■ Records shown ■
-*-*-
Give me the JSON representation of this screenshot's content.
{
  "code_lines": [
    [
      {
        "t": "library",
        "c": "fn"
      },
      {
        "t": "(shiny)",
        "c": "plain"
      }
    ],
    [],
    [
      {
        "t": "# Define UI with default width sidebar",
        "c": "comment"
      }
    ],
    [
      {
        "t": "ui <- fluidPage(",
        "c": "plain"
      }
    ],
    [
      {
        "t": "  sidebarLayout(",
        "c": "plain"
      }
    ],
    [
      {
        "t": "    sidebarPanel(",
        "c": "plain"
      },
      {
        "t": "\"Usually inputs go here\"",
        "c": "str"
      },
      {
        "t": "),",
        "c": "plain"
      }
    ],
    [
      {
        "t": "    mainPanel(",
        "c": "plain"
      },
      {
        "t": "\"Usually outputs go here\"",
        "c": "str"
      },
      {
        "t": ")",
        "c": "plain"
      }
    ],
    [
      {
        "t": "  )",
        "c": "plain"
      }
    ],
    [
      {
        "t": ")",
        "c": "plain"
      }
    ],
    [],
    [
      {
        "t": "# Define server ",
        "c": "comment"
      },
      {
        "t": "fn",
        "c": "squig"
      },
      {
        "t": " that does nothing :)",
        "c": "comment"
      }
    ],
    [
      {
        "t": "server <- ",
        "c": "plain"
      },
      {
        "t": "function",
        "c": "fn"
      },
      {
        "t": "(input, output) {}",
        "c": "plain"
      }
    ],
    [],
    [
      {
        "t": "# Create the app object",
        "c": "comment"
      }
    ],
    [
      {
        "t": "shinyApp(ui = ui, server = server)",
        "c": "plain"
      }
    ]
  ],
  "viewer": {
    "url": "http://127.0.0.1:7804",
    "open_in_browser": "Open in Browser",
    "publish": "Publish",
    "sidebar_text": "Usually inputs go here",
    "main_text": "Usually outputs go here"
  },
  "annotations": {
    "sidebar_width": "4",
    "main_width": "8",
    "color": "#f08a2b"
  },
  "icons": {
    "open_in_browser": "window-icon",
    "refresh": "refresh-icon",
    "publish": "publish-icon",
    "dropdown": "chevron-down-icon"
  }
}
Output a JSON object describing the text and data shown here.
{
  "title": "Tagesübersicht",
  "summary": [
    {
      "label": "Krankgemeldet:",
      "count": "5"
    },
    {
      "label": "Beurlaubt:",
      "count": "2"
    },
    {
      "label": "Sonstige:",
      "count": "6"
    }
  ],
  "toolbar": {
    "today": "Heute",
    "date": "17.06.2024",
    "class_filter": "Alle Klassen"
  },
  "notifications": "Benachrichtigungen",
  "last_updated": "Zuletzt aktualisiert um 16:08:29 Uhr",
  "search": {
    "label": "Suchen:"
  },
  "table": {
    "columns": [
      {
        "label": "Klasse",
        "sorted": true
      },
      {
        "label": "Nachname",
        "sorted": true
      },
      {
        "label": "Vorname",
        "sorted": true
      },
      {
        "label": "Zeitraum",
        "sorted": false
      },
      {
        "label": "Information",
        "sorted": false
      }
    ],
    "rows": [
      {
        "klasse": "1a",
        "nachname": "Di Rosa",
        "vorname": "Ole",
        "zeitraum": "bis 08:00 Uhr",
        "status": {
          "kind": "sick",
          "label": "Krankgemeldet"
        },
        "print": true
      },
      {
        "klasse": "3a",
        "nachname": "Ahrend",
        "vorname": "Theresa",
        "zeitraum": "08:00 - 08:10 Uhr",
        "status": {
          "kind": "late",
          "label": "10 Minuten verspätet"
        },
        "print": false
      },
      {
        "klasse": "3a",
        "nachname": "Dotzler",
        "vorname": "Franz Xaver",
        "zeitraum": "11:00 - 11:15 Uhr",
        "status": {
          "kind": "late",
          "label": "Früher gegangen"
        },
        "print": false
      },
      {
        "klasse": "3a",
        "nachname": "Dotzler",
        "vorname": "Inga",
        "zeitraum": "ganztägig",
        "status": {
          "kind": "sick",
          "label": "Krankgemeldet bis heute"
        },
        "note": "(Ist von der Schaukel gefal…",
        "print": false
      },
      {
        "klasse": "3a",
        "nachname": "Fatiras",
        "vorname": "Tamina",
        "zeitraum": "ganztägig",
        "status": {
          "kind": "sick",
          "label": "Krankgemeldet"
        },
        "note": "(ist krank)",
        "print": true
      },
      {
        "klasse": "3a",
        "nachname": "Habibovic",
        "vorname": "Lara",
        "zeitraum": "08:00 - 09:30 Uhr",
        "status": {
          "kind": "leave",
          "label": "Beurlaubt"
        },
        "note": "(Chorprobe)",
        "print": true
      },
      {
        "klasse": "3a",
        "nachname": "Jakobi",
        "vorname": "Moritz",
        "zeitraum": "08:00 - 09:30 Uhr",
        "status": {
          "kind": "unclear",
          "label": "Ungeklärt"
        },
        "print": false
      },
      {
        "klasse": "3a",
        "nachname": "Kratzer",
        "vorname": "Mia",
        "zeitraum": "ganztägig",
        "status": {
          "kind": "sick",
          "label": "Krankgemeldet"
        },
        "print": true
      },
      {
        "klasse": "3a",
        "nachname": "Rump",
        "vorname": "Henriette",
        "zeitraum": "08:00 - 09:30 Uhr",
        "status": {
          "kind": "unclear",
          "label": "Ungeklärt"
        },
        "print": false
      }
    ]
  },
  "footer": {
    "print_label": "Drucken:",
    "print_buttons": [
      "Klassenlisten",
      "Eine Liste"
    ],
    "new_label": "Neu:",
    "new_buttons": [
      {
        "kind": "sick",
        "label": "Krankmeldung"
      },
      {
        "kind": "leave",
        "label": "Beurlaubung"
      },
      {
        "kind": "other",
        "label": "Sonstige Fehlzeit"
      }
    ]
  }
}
-*-*-
Using the listing above, retype each line exactly.

Give me the JSON representation of this screenshot's content.
{
  "code_lines": [
    [
      {
        "t": "library",
        "c": "fn"
      },
      {
        "t": "(shiny)",
        "c": "plain"
      }
    ],
    [],
    [
      {
        "t": "# Define UI with default width sidebar",
        "c": "comment"
      }
    ],
    [
      {
        "t": "ui <- fluidPage(",
        "c": "plain"
      }
    ],
    [
      {
        "t": "  sidebarLayout(",
        "c": "plain"
      }
    ],
    [
      {
        "t": "    sidebarPanel(",
        "c": "plain"
      },
      {
        "t": "\"Usually inputs go here\"",
        "c": "str"
      },
      {
        "t": "),",
        "c": "plain"
      }
    ],
    [
      {
        "t": "    mainPanel(",
        "c": "plain"
      },
      {
        "t": "\"Usually outputs go here\"",
        "c": "str"
      },
      {
        "t": ")",
        "c": "plain"
      }
    ],
    [
      {
        "t": "  )",
        "c": "plain"
      }
    ],
    [
      {
        "t": ")",
        "c": "plain"
      }
    ],
    [],
    [
      {
        "t": "# Define server ",
        "c": "comment"
      },
      {
        "t": "fn",
        "c": "squig"
      },
      {
        "t": " that does nothing :)",
        "c": "comment"
      }
    ],
    [
      {
        "t": "server <- ",
        "c": "plain"
      },
      {
        "t": "function",
        "c": "fn"
      },
      {
        "t": "(input, output) {}",
        "c": "plain"
      }
    ],
    [],
    [
      {
        "t": "# Create the app object",
        "c": "comment"
      }
    ],
    [
      {
        "t": "shinyApp(ui = ui, server = server)",
        "c": "plain"
      }
    ]
  ],
  "viewer": {
    "url": "http://127.0.0.1:7804",
    "open_in_browser": "Open in Browser",
    "publish": "Publish",
    "sidebar_text": "Usually inputs go here",
    "main_text": "Usually outputs go here"
  },
  "annotations": {
    "sidebar_width": "4",
    "main_width": "8",
    "color": "#f08a2b"
  },
  "icons": {
    "open_in_browser": "window-icon",
    "refresh": "refresh-icon",
    "publish": "publish-icon",
    "dropdown": "chevron-down-icon"
  }
}
Output a JSON object describing the text and data shown here.
{
  "title": "Tagesübersicht",
  "summary": [
    {
      "label": "Krankgemeldet:",
      "count": "5"
    },
    {
      "label": "Beurlaubt:",
      "count": "2"
    },
    {
      "label": "Sonstige:",
      "count": "6"
    }
  ],
  "toolbar": {
    "today": "Heute",
    "date": "17.06.2024",
    "class_filter": "Alle Klassen"
  },
  "notifications": "Benachrichtigungen",
  "last_updated": "Zuletzt aktualisiert um 16:08:29 Uhr",
  "search": {
    "label": "Suchen:"
  },
  "table": {
    "columns": [
      {
        "label": "Klasse",
        "sorted": true
      },
      {
        "label": "Nachname",
        "sorted": true
      },
      {
        "label": "Vorname",
        "sorted": true
      },
      {
        "label": "Zeitraum",
        "sorted": false
      },
      {
        "label": "Information",
        "sorted": false
      }
    ],
    "rows": [
      {
        "klasse": "1a",
        "nachname": "Di Rosa",
        "vorname": "Ole",
        "zeitraum": "bis 08:00 Uhr",
        "status": {
          "kind": "sick",
          "label": "Krankgemeldet"
        },
        "print": true
      },
      {
        "klasse": "3a",
        "nachname": "Ahrend",
        "vorname": "Theresa",
        "zeitraum": "08:00 - 08:10 Uhr",
        "status": {
          "kind": "late",
          "label": "10 Minuten verspätet"
        },
        "print": false
      },
      {
        "klasse": "3a",
        "nachname": "Dotzler",
        "vorname": "Franz Xaver",
        "zeitraum": "11:00 - 11:15 Uhr",
        "status": {
          "kind": "late",
          "label": "Früher gegangen"
        },
        "print": false
      },
      {
        "klasse": "3a",
        "nachname": "Dotzler",
        "vorname": "Inga",
        "zeitraum": "ganztägig",
        "status": {
          "kind": "sick",
          "label": "Krankgemeldet bis heute"
        },
        "note": "(Ist von der Schaukel gefal…",
        "print": false
      },
      {
        "klasse": "3a",
        "nachname": "Fatiras",
        "vorname": "Tamina",
        "zeitraum": "ganztägig",
        "status": {
          "kind": "sick",
          "label": "Krankgemeldet"
        },
        "note": "(ist krank)",
        "print": true
      },
      {
        "klasse": "3a",
        "nachname": "Habibovic",
        "vorname": "Lara",
        "zeitraum": "08:00 - 09:30 Uhr",
        "status": {
          "kind": "leave",
          "label": "Beurlaubt"
        },
        "note": "(Chorprobe)",
        "print": true
      },
      {
        "klasse": "3a",
        "nachname": "Jakobi",
        "vorname": "Moritz",
        "zeitraum": "08:00 - 09:30 Uhr",
        "status": {
          "kind": "unclear",
          "label": "Ungeklärt"
        },
        "print": false
      },
      {
        "klasse": "3a",
        "nachname": "Kratzer",
        "vorname": "Mia",
        "zeitraum": "ganztägig",
        "status": {
          "kind": "sick",
          "label": "Krankgemeldet"
        },
        "print": true
      },
      {
        "klasse": "3a",
        "nachname": "Rump",
        "vorname": "Henriette",
        "zeitraum": "08:00 - 09:30 Uhr",
        "status": {
          "kind": "unclear",
          "label": "Ungeklärt"
        },
        "print": false
      }
    ]
  },
  "footer": {
    "print_label": "Drucken:",
    "print_buttons": [
      "Klassenlisten",
      "Eine Liste"
    ],
    "new_label": "Neu:",
    "new_buttons": [
      {
        "kind": "sick",
        "label": "Krankmeldung"
      },
      {
        "kind": "leave",
        "label": "Beurlaubung"
      },
      {
        "kind": "other",
        "label": "Sonstige Fehlzeit"
      }
    ]
  }
}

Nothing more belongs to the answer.